Task to carry out |
Select the lines that contain "University" and copy each of them.

(Items listed in a dataset)
◇ ◇ ◇
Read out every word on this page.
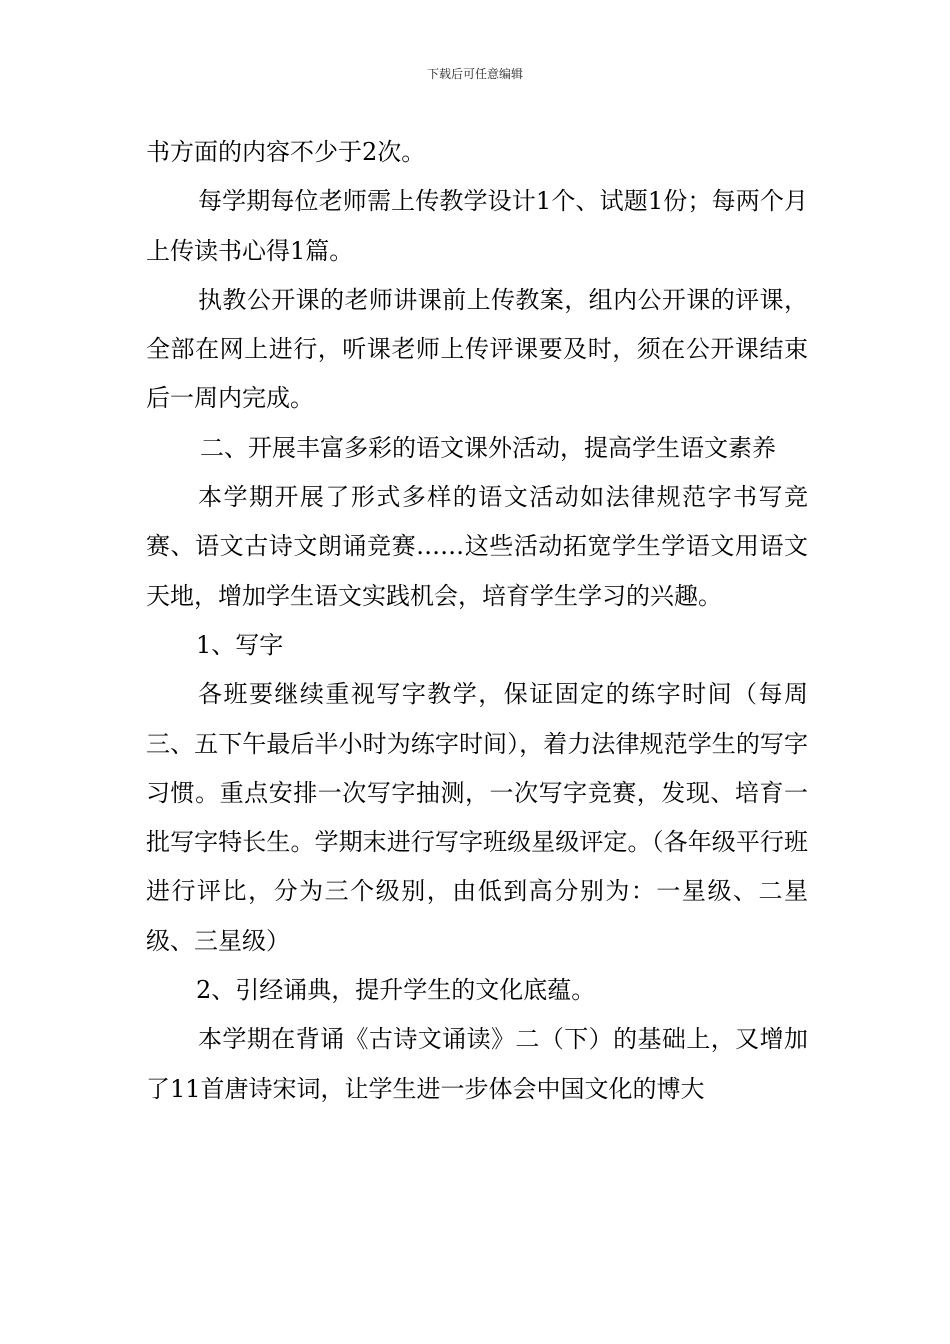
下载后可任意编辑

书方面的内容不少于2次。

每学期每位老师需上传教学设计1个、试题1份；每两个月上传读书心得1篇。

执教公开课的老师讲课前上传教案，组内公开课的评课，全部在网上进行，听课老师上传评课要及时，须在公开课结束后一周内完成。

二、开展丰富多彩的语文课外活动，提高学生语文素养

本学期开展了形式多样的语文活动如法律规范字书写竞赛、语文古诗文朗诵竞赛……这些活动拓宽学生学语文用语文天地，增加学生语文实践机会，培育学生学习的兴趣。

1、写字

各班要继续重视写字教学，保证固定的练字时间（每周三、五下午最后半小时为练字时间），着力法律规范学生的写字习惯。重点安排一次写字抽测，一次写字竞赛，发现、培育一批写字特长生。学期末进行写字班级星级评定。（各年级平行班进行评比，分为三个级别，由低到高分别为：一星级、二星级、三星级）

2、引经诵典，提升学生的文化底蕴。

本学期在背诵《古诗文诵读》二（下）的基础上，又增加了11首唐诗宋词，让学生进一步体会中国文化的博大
◇ ◇ ◇
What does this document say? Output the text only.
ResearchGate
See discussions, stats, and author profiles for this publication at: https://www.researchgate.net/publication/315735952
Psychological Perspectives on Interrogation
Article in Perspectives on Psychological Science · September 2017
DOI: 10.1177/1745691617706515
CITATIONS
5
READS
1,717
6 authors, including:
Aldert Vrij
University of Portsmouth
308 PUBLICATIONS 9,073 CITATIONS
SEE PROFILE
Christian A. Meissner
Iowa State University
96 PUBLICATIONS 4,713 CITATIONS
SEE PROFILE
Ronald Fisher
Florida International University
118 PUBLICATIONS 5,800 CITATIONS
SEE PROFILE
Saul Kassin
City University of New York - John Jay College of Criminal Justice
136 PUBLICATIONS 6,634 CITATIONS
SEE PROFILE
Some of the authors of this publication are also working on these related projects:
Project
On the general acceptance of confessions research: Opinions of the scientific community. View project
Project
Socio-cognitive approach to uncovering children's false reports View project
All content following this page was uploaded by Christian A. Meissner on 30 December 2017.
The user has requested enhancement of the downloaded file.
◇ ◇ ◇
Problem solution |
University of Portsmouth
Iowa State University
Florida International University
City University of New York - John Jay College of Criminal Justice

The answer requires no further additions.